## What the exercise asks
Please lay out every line of the records below as a Markdown table with two columns, Row for the row number and Line for the line itself, skipping blank lines. Leave the pictures out of the table.

## Extracted records

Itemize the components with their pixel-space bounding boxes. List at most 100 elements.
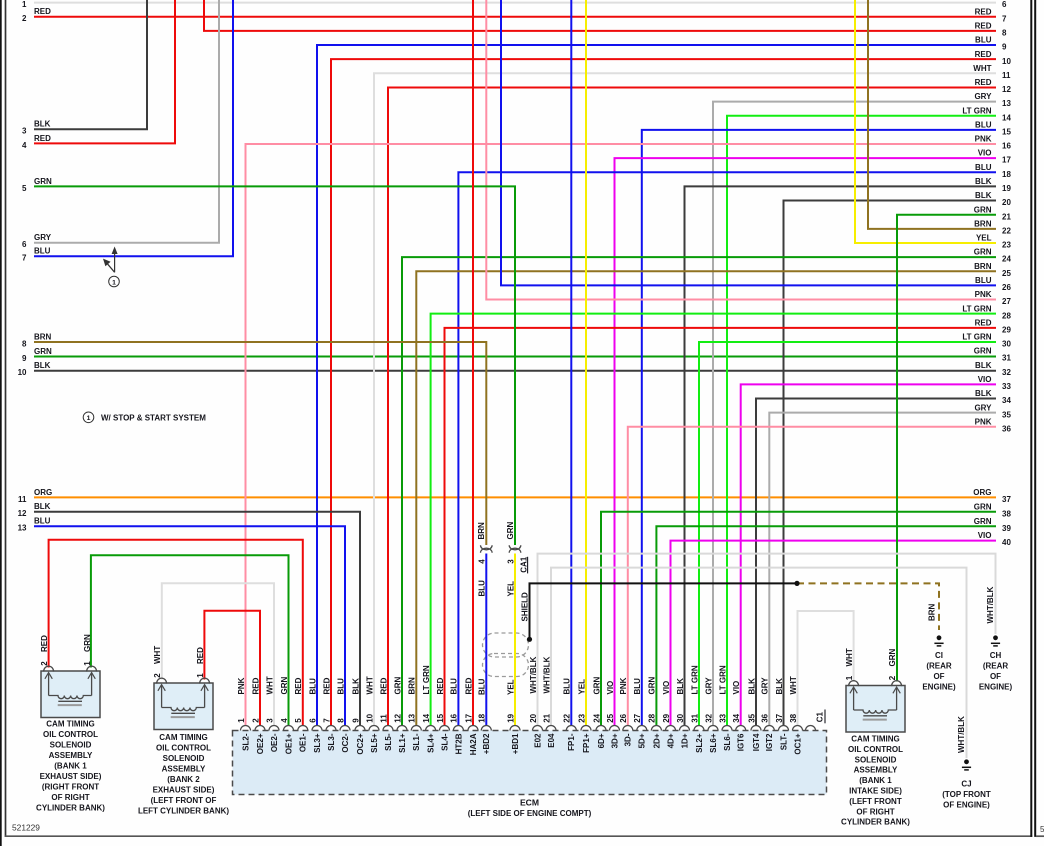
svg-text:6: 6 — [308, 718, 317, 723]
svg-text:YEL: YEL — [577, 679, 586, 695]
svg-text:33: 33 — [718, 713, 727, 722]
svg-text:GRN: GRN — [393, 677, 402, 695]
svg-text:26: 26 — [619, 713, 628, 722]
svg-text:CAM TIMING: CAM TIMING — [159, 733, 207, 742]
svg-text:1: 1 — [196, 673, 205, 678]
svg-text:4D+: 4D+ — [666, 733, 675, 748]
svg-text:FP1+: FP1+ — [582, 733, 591, 753]
svg-text:RED: RED — [34, 134, 51, 143]
svg-text:22: 22 — [1002, 226, 1011, 235]
svg-text:WHT: WHT — [845, 648, 854, 666]
svg-text:RED: RED — [196, 647, 205, 664]
svg-text:4: 4 — [280, 718, 289, 723]
svg-text:SL2+: SL2+ — [695, 733, 704, 753]
svg-text:27: 27 — [633, 713, 642, 722]
svg-text:1: 1 — [112, 279, 116, 286]
svg-text:9: 9 — [351, 718, 360, 723]
svg-text:40: 40 — [1002, 538, 1011, 547]
svg-text:2: 2 — [251, 718, 260, 723]
svg-text:OIL CONTROL: OIL CONTROL — [848, 745, 903, 754]
svg-text:GRN: GRN — [280, 677, 289, 695]
svg-text:(RIGHT FRONT: (RIGHT FRONT — [42, 782, 99, 791]
svg-text:BLK: BLK — [975, 191, 992, 200]
svg-text:VIO: VIO — [978, 531, 992, 540]
svg-text:WHT: WHT — [973, 64, 991, 73]
svg-text:(LEFT FRONT: (LEFT FRONT — [849, 797, 902, 806]
svg-text:RED: RED — [251, 677, 260, 694]
svg-text:GRN: GRN — [974, 517, 992, 526]
svg-text:OIL CONTROL: OIL CONTROL — [43, 730, 98, 739]
svg-text:4: 4 — [478, 559, 487, 564]
svg-text:E02: E02 — [533, 733, 542, 748]
svg-text:7: 7 — [1002, 14, 1007, 23]
svg-text:YEL: YEL — [506, 679, 515, 695]
svg-text:BLU: BLU — [975, 276, 992, 285]
svg-text:GRN: GRN — [974, 347, 992, 356]
svg-text:OF RIGHT: OF RIGHT — [51, 793, 89, 802]
svg-text:29: 29 — [1002, 325, 1011, 334]
svg-text:BLU: BLU — [563, 678, 572, 695]
svg-text:11: 11 — [18, 495, 27, 504]
svg-text:OC2+: OC2+ — [356, 733, 365, 754]
svg-text:BLU: BLU — [975, 36, 992, 45]
svg-text:BLK: BLK — [775, 678, 784, 695]
svg-text:17: 17 — [1002, 156, 1011, 165]
svg-text:BLK: BLK — [975, 389, 992, 398]
svg-text:WHT/BLK: WHT/BLK — [986, 586, 995, 623]
svg-text:(LEFT FRONT OF: (LEFT FRONT OF — [151, 796, 217, 805]
svg-text:ENGINE): ENGINE) — [979, 682, 1013, 691]
svg-text:WHT: WHT — [365, 676, 374, 694]
svg-text:CYLINDER BANK): CYLINDER BANK) — [841, 818, 910, 827]
svg-text:OF RIGHT: OF RIGHT — [856, 807, 894, 816]
svg-text:CI: CI — [935, 651, 943, 660]
svg-text:GRN: GRN — [974, 205, 992, 214]
svg-text:WHT/BLK: WHT/BLK — [957, 716, 966, 753]
svg-text:34: 34 — [732, 713, 741, 722]
svg-text:RED: RED — [975, 318, 992, 327]
svg-text:CAM TIMING: CAM TIMING — [46, 719, 94, 728]
svg-text:SOLENOID: SOLENOID — [163, 754, 205, 763]
svg-text:20: 20 — [529, 713, 538, 722]
svg-text:BLU: BLU — [450, 678, 459, 695]
svg-text:1: 1 — [87, 415, 91, 422]
svg-text:22: 22 — [563, 713, 572, 722]
svg-text:3: 3 — [506, 559, 515, 564]
svg-text:23: 23 — [1002, 241, 1011, 250]
svg-text:BLU: BLU — [633, 678, 642, 695]
svg-text:12: 12 — [393, 713, 402, 722]
svg-text:SL6-: SL6- — [723, 733, 732, 751]
svg-text:SL6+: SL6+ — [709, 733, 718, 753]
svg-text:SHIELD: SHIELD — [520, 592, 529, 622]
svg-text:5: 5 — [294, 718, 303, 723]
svg-text:SL1-: SL1- — [412, 733, 421, 751]
svg-text:GRN: GRN — [974, 502, 992, 511]
svg-text:19: 19 — [506, 713, 515, 722]
svg-text:9: 9 — [22, 354, 27, 363]
svg-text:GRY: GRY — [761, 677, 770, 695]
svg-text:23: 23 — [577, 713, 586, 722]
svg-text:OE1+: OE1+ — [284, 733, 293, 754]
svg-text:RED: RED — [464, 677, 473, 694]
svg-text:GRY: GRY — [974, 403, 992, 412]
svg-text:(BANK 1: (BANK 1 — [54, 761, 87, 770]
svg-text:YEL: YEL — [976, 234, 992, 243]
svg-text:20: 20 — [1002, 198, 1011, 207]
svg-text:521229: 521229 — [12, 823, 40, 833]
svg-text:18: 18 — [1002, 170, 1011, 179]
svg-text:IGT4: IGT4 — [752, 733, 761, 751]
svg-text:HT2B: HT2B — [454, 733, 463, 754]
svg-text:21: 21 — [1002, 212, 1011, 221]
svg-text:RED: RED — [40, 635, 49, 652]
svg-text:16: 16 — [450, 713, 459, 722]
svg-text:32: 32 — [1002, 368, 1011, 377]
svg-text:CJ: CJ — [961, 780, 971, 789]
svg-text:29: 29 — [662, 713, 671, 722]
svg-text:OF ENGINE): OF ENGINE) — [943, 800, 990, 809]
svg-text:SL1+: SL1+ — [398, 733, 407, 753]
svg-text:8: 8 — [336, 718, 345, 723]
svg-text:BRN: BRN — [974, 219, 992, 228]
svg-text:WHT: WHT — [153, 646, 162, 664]
svg-text:8: 8 — [22, 339, 27, 348]
svg-text:SL5+: SL5+ — [370, 733, 379, 753]
svg-text:YEL: YEL — [506, 581, 515, 597]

## Full answer
| Row | Line |
|---|---|
| 1 | Itemize the components with their pixel-space bounding boxes. List at most 100 elements. |
| 2 | svg-text:6: 6 — [308, 718, 317, 723] |
| 3 | svg-text:YEL: YEL — [577, 679, 586, 695] |
| 4 | svg-text:33: 33 — [718, 713, 727, 722] |
| 5 | svg-text:GRN: GRN — [393, 677, 402, 695] |
| 6 | svg-text:26: 26 — [619, 713, 628, 722] |
| 7 | svg-text:CAM TIMING: CAM TIMING — [159, 733, 207, 742] |
| 8 | svg-text:1: 1 — [196, 673, 205, 678] |
| 9 | svg-text:4D+: 4D+ — [666, 733, 675, 748] |
| 10 | svg-text:FP1+: FP1+ — [582, 733, 591, 753] |
| 11 | svg-text:RED: RED — [34, 134, 51, 143] |
| 12 | svg-text:22: 22 — [1002, 226, 1011, 235] |
| 13 | svg-text:WHT: WHT — [845, 648, 854, 666] |
| 14 | svg-text:RED: RED — [196, 647, 205, 664] |
| 15 | svg-text:4: 4 — [280, 718, 289, 723] |
| 16 | svg-text:SL2+: SL2+ — [695, 733, 704, 753] |
| 17 | svg-text:27: 27 — [633, 713, 642, 722] |
| 18 | svg-text:1: 1 — [112, 279, 116, 286] |
| 19 | svg-text:9: 9 — [351, 718, 360, 723] |
| 20 | svg-text:40: 40 — [1002, 538, 1011, 547] |
| 21 | svg-text:2: 2 — [251, 718, 260, 723] |
| 22 | svg-text:OIL CONTROL: OIL CONTROL — [848, 745, 903, 754] |
| 23 | svg-text:GRN: GRN — [280, 677, 289, 695] |
| 24 | svg-text:(RIGHT FRONT: (RIGHT FRONT — [42, 782, 99, 791] |
| 25 | svg-text:BLK: BLK — [975, 191, 992, 200] |
| 26 | svg-text:VIO: VIO — [978, 531, 992, 540] |
| 27 | svg-text:WHT: WHT — [973, 64, 991, 73] |
| 28 | svg-text:(LEFT FRONT: (LEFT FRONT — [849, 797, 902, 806] |
| 29 | svg-text:RED: RED — [251, 677, 260, 694] |
| 30 | svg-text:GRN: GRN — [974, 517, 992, 526] |
| 31 | svg-text:OIL CONTROL: OIL CONTROL — [43, 730, 98, 739] |
| 32 | svg-text:4: 4 — [478, 559, 487, 564] |
| 33 | svg-text:E02: E02 — [533, 733, 542, 748] |
| 34 | svg-text:7: 7 — [1002, 14, 1007, 23] |
| 35 | svg-text:YEL: YEL — [506, 679, 515, 695] |
| 36 | svg-text:BLU: BLU — [975, 276, 992, 285] |
| 37 | svg-text:GRN: GRN — [974, 347, 992, 356] |
| 38 | svg-text:OF RIGHT: OF RIGHT — [51, 793, 89, 802] |
| 39 | svg-text:29: 29 — [1002, 325, 1011, 334] |
| 40 | svg-text:BLU: BLU — [563, 678, 572, 695] |
| 41 | svg-text:11: 11 — [18, 495, 27, 504] |
| 42 | svg-text:OC2+: OC2+ — [356, 733, 365, 754] |
| 43 | svg-text:BLU: BLU — [975, 36, 992, 45] |
| 44 | svg-text:BLK: BLK — [775, 678, 784, 695] |
| 45 | svg-text:17: 17 — [1002, 156, 1011, 165] |
| 46 | svg-text:BLK: BLK — [975, 389, 992, 398] |
| 47 | svg-text:WHT/BLK: WHT/BLK — [986, 586, 995, 623] |
| 48 | svg-text:(LEFT FRONT OF: (LEFT FRONT OF — [151, 796, 217, 805] |
| 49 | svg-text:ENGINE): ENGINE) — [979, 682, 1013, 691] |
| 50 | svg-text:WHT: WHT — [365, 676, 374, 694] |
| 51 | svg-text:CYLINDER BANK): CYLINDER BANK) — [841, 818, 910, 827] |
| 52 | svg-text:OF RIGHT: OF RIGHT — [856, 807, 894, 816] |
| 53 | svg-text:CI: CI — [935, 651, 943, 660] |
| 54 | svg-text:GRN: GRN — [974, 205, 992, 214] |
| 55 | svg-text:WHT/BLK: WHT/BLK — [957, 716, 966, 753] |
| 56 | svg-text:34: 34 — [732, 713, 741, 722] |
| 57 | svg-text:RED: RED — [975, 318, 992, 327] |
| 58 | svg-text:CAM TIMING: CAM TIMING — [46, 719, 94, 728] |
| 59 | svg-text:SOLENOID: SOLENOID — [163, 754, 205, 763] |
| 60 | svg-text:20: 20 — [529, 713, 538, 722] |
| 61 | svg-text:BLU: BLU — [450, 678, 459, 695] |
| 62 | svg-text:1: 1 — [87, 415, 91, 422] |
| 63 | svg-text:22: 22 — [563, 713, 572, 722] |
| 64 | svg-text:3: 3 — [506, 559, 515, 564] |
| 65 | svg-text:23: 23 — [1002, 241, 1011, 250] |
| 66 | svg-text:BLU: BLU — [633, 678, 642, 695] |
| 67 | svg-text:12: 12 — [393, 713, 402, 722] |
| 68 | svg-text:SL6-: SL6- — [723, 733, 732, 751] |
| 69 | svg-text:SL6+: SL6+ — [709, 733, 718, 753] |
| 70 | svg-text:SHIELD: SHIELD — [520, 592, 529, 622] |
| 71 | svg-text:5: 5 — [294, 718, 303, 723] |
| 72 | svg-text:SL1-: SL1- — [412, 733, 421, 751] |
| 73 | svg-text:GRN: GRN — [974, 502, 992, 511] |
| 74 | svg-text:19: 19 — [506, 713, 515, 722] |
| 75 | svg-text:9: 9 — [22, 354, 27, 363] |
| 76 | svg-text:GRY: GRY — [761, 677, 770, 695] |
| 77 | svg-text:23: 23 — [577, 713, 586, 722] |
| 78 | svg-text:OE1+: OE1+ — [284, 733, 293, 754] |
| 79 | svg-text:RED: RED — [464, 677, 473, 694] |
| 80 | svg-text:GRY: GRY — [974, 403, 992, 412] |
| 81 | svg-text:(BANK 1: (BANK 1 — [54, 761, 87, 770] |
| 82 | svg-text:YEL: YEL — [976, 234, 992, 243] |
| 83 | svg-text:20: 20 — [1002, 198, 1011, 207] |
| 84 | svg-text:521229: 521229 — [12, 823, 40, 833] |
| 85 | svg-text:18: 18 — [1002, 170, 1011, 179] |
| 86 | svg-text:IGT4: IGT4 — [752, 733, 761, 751] |
| 87 | svg-text:HT2B: HT2B — [454, 733, 463, 754] |
| 88 | svg-text:21: 21 — [1002, 212, 1011, 221] |
| 89 | svg-text:RED: RED — [40, 635, 49, 652] |
| 90 | svg-text:16: 16 — [450, 713, 459, 722] |
| 91 | svg-text:32: 32 — [1002, 368, 1011, 377] |
| 92 | svg-text:CJ: CJ — [961, 780, 971, 789] |
| 93 | svg-text:29: 29 — [662, 713, 671, 722] |
| 94 | svg-text:OF ENGINE): OF ENGINE) — [943, 800, 990, 809] |
| 95 | svg-text:SL1+: SL1+ — [398, 733, 407, 753] |
| 96 | svg-text:8: 8 — [336, 718, 345, 723] |
| 97 | svg-text:BRN: BRN — [974, 219, 992, 228] |
| 98 | svg-text:WHT: WHT — [153, 646, 162, 664] |
| 99 | svg-text:8: 8 — [22, 339, 27, 348] |
| 100 | svg-text:SL5+: SL5+ — [370, 733, 379, 753] |
| 101 | svg-text:YEL: YEL — [506, 581, 515, 597] |